DIRECTIVE
Provide an exact reproduction of every entry.

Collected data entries
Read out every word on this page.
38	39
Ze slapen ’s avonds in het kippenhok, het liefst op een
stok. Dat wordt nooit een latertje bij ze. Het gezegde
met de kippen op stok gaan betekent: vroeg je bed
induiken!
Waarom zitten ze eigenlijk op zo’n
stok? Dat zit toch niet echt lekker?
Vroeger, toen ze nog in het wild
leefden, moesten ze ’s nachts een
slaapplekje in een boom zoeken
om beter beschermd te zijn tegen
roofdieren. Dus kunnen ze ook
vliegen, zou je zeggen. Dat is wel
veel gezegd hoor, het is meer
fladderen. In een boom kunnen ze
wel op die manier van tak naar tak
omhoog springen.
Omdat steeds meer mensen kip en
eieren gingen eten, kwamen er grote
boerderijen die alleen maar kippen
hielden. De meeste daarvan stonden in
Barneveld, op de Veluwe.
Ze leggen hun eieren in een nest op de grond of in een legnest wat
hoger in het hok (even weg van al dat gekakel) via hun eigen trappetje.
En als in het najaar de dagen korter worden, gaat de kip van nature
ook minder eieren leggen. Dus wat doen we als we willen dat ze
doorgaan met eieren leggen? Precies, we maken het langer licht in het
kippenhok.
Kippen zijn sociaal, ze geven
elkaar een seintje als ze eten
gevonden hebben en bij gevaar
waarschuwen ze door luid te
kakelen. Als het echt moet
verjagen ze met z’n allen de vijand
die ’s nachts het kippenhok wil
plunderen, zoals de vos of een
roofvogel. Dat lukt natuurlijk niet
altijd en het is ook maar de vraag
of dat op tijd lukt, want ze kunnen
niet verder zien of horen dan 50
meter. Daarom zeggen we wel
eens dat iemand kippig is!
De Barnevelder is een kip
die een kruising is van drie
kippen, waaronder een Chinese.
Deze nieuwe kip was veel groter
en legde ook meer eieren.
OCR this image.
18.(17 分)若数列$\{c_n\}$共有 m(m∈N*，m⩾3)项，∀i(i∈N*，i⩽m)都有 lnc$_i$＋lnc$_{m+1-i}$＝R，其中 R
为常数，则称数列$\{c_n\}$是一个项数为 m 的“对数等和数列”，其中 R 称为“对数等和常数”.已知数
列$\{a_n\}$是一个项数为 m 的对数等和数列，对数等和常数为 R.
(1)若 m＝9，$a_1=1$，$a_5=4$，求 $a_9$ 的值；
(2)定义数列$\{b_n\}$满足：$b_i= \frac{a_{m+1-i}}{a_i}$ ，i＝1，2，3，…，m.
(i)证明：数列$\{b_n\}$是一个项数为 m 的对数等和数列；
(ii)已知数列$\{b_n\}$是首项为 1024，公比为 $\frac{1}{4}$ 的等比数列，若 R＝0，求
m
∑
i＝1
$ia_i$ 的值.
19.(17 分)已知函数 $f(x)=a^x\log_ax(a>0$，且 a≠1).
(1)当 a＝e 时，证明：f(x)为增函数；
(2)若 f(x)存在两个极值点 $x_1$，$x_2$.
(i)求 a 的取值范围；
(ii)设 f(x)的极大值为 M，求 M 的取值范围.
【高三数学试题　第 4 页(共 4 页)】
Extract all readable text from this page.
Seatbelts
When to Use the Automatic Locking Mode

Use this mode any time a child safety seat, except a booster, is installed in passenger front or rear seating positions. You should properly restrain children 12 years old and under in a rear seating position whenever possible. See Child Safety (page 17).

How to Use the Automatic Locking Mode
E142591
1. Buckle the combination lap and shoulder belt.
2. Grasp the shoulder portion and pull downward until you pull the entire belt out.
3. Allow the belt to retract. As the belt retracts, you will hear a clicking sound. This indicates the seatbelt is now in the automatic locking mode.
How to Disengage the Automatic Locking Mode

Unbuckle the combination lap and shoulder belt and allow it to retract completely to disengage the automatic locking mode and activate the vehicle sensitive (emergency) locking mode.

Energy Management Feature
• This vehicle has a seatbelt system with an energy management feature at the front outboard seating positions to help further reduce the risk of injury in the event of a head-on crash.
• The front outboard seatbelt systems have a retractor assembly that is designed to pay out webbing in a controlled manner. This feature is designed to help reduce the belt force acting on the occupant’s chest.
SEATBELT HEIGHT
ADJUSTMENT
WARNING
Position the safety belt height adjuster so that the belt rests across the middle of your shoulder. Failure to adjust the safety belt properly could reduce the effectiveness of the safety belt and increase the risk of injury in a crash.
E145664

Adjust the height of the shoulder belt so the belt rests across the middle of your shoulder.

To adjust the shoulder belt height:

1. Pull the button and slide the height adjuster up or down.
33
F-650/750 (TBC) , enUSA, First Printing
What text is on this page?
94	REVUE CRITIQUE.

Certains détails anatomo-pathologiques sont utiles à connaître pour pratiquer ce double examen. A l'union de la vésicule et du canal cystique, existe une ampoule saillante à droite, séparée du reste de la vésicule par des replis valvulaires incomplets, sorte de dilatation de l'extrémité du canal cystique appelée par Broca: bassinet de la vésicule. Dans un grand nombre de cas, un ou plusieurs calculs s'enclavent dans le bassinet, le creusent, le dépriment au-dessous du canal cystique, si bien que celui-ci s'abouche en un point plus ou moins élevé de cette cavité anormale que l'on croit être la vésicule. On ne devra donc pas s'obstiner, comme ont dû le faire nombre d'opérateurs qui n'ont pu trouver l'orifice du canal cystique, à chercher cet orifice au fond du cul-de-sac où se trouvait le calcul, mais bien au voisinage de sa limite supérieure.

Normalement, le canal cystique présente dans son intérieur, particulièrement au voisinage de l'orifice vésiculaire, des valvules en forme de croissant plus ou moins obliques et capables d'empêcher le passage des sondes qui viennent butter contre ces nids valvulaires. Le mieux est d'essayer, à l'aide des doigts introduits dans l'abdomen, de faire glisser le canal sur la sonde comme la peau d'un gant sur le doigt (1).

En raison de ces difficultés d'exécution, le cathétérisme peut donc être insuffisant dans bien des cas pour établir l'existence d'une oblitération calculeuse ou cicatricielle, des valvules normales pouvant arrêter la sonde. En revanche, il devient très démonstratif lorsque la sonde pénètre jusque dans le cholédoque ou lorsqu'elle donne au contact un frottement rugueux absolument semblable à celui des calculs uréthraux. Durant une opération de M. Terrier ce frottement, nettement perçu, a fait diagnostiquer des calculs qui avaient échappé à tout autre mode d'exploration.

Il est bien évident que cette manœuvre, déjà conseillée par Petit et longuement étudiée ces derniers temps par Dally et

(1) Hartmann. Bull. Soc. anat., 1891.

REPLY TO THE EXERCISE
Read out every word on this page.
38	39
Ze slapen ’s avonds in het kippenhok, het liefst op een
stok. Dat wordt nooit een latertje bij ze. Het gezegde
met de kippen op stok gaan betekent: vroeg je bed
induiken!
Waarom zitten ze eigenlijk op zo’n
stok? Dat zit toch niet echt lekker?
Vroeger, toen ze nog in het wild
leefden, moesten ze ’s nachts een
slaapplekje in een boom zoeken
om beter beschermd te zijn tegen
roofdieren. Dus kunnen ze ook
vliegen, zou je zeggen. Dat is wel
veel gezegd hoor, het is meer
fladderen. In een boom kunnen ze
wel op die manier van tak naar tak
omhoog springen.
Omdat steeds meer mensen kip en
eieren gingen eten, kwamen er grote
boerderijen die alleen maar kippen
hielden. De meeste daarvan stonden in
Barneveld, op de Veluwe.
Ze leggen hun eieren in een nest op de grond of in een legnest wat
hoger in het hok (even weg van al dat gekakel) via hun eigen trappetje.
En als in het najaar de dagen korter worden, gaat de kip van nature
ook minder eieren leggen. Dus wat doen we als we willen dat ze
doorgaan met eieren leggen? Precies, we maken het langer licht in het
kippenhok.
Kippen zijn sociaal, ze geven
elkaar een seintje als ze eten
gevonden hebben en bij gevaar
waarschuwen ze door luid te
kakelen. Als het echt moet
verjagen ze met z’n allen de vijand
die ’s nachts het kippenhok wil
plunderen, zoals de vos of een
roofvogel. Dat lukt natuurlijk niet
altijd en het is ook maar de vraag
of dat op tijd lukt, want ze kunnen
niet verder zien of horen dan 50
meter. Daarom zeggen we wel
eens dat iemand kippig is!
De Barnevelder is een kip
die een kruising is van drie
kippen, waaronder een Chinese.
Deze nieuwe kip was veel groter
en legde ook meer eieren.
OCR this image.
18.(17 分)若数列$\{c_n\}$共有 m(m∈N*，m⩾3)项，∀i(i∈N*，i⩽m)都有 lnc$_i$＋lnc$_{m+1-i}$＝R，其中 R
为常数，则称数列$\{c_n\}$是一个项数为 m 的“对数等和数列”，其中 R 称为“对数等和常数”.已知数
列$\{a_n\}$是一个项数为 m 的对数等和数列，对数等和常数为 R.
(1)若 m＝9，$a_1=1$，$a_5=4$，求 $a_9$ 的值；
(2)定义数列$\{b_n\}$满足：$b_i= \frac{a_{m+1-i}}{a_i}$ ，i＝1，2，3，…，m.
(i)证明：数列$\{b_n\}$是一个项数为 m 的对数等和数列；
(ii)已知数列$\{b_n\}$是首项为 1024，公比为 $\frac{1}{4}$ 的等比数列，若 R＝0，求
m
∑
i＝1
$ia_i$ 的值.
19.(17 分)已知函数 $f(x)=a^x\log_ax(a>0$，且 a≠1).
(1)当 a＝e 时，证明：f(x)为增函数；
(2)若 f(x)存在两个极值点 $x_1$，$x_2$.
(i)求 a 的取值范围；
(ii)设 f(x)的极大值为 M，求 M 的取值范围.
【高三数学试题　第 4 页(共 4 页)】
Extract all readable text from this page.
Seatbelts
When to Use the Automatic Locking Mode

Use this mode any time a child safety seat, except a booster, is installed in passenger front or rear seating positions. You should properly restrain children 12 years old and under in a rear seating position whenever possible. See Child Safety (page 17).

How to Use the Automatic Locking Mode
E142591
1. Buckle the combination lap and shoulder belt.
2. Grasp the shoulder portion and pull downward until you pull the entire belt out.
3. Allow the belt to retract. As the belt retracts, you will hear a clicking sound. This indicates the seatbelt is now in the automatic locking mode.
How to Disengage the Automatic Locking Mode

Unbuckle the combination lap and shoulder belt and allow it to retract completely to disengage the automatic locking mode and activate the vehicle sensitive (emergency) locking mode.

Energy Management Feature
• This vehicle has a seatbelt system with an energy management feature at the front outboard seating positions to help further reduce the risk of injury in the event of a head-on crash.
• The front outboard seatbelt systems have a retractor assembly that is designed to pay out webbing in a controlled manner. This feature is designed to help reduce the belt force acting on the occupant’s chest.
SEATBELT HEIGHT
ADJUSTMENT
WARNING
Position the safety belt height adjuster so that the belt rests across the middle of your shoulder. Failure to adjust the safety belt properly could reduce the effectiveness of the safety belt and increase the risk of injury in a crash.
E145664

Adjust the height of the shoulder belt so the belt rests across the middle of your shoulder.

To adjust the shoulder belt height:

1. Pull the button and slide the height adjuster up or down.
33
F-650/750 (TBC) , enUSA, First Printing
What text is on this page?
94	REVUE CRITIQUE.

Certains détails anatomo-pathologiques sont utiles à connaître pour pratiquer ce double examen. A l'union de la vésicule et du canal cystique, existe une ampoule saillante à droite, séparée du reste de la vésicule par des replis valvulaires incomplets, sorte de dilatation de l'extrémité du canal cystique appelée par Broca: bassinet de la vésicule. Dans un grand nombre de cas, un ou plusieurs calculs s'enclavent dans le bassinet, le creusent, le dépriment au-dessous du canal cystique, si bien que celui-ci s'abouche en un point plus ou moins élevé de cette cavité anormale que l'on croit être la vésicule. On ne devra donc pas s'obstiner, comme ont dû le faire nombre d'opérateurs qui n'ont pu trouver l'orifice du canal cystique, à chercher cet orifice au fond du cul-de-sac où se trouvait le calcul, mais bien au voisinage de sa limite supérieure.

Normalement, le canal cystique présente dans son intérieur, particulièrement au voisinage de l'orifice vésiculaire, des valvules en forme de croissant plus ou moins obliques et capables d'empêcher le passage des sondes qui viennent butter contre ces nids valvulaires. Le mieux est d'essayer, à l'aide des doigts introduits dans l'abdomen, de faire glisser le canal sur la sonde comme la peau d'un gant sur le doigt (1).

En raison de ces difficultés d'exécution, le cathétérisme peut donc être insuffisant dans bien des cas pour établir l'existence d'une oblitération calculeuse ou cicatricielle, des valvules normales pouvant arrêter la sonde. En revanche, il devient très démonstratif lorsque la sonde pénètre jusque dans le cholédoque ou lorsqu'elle donne au contact un frottement rugueux absolument semblable à celui des calculs uréthraux. Durant une opération de M. Terrier ce frottement, nettement perçu, a fait diagnostiquer des calculs qui avaient échappé à tout autre mode d'exploration.

Il est bien évident que cette manœuvre, déjà conseillée par Petit et longuement étudiée ces derniers temps par Dally et

(1) Hartmann. Bull. Soc. anat., 1891.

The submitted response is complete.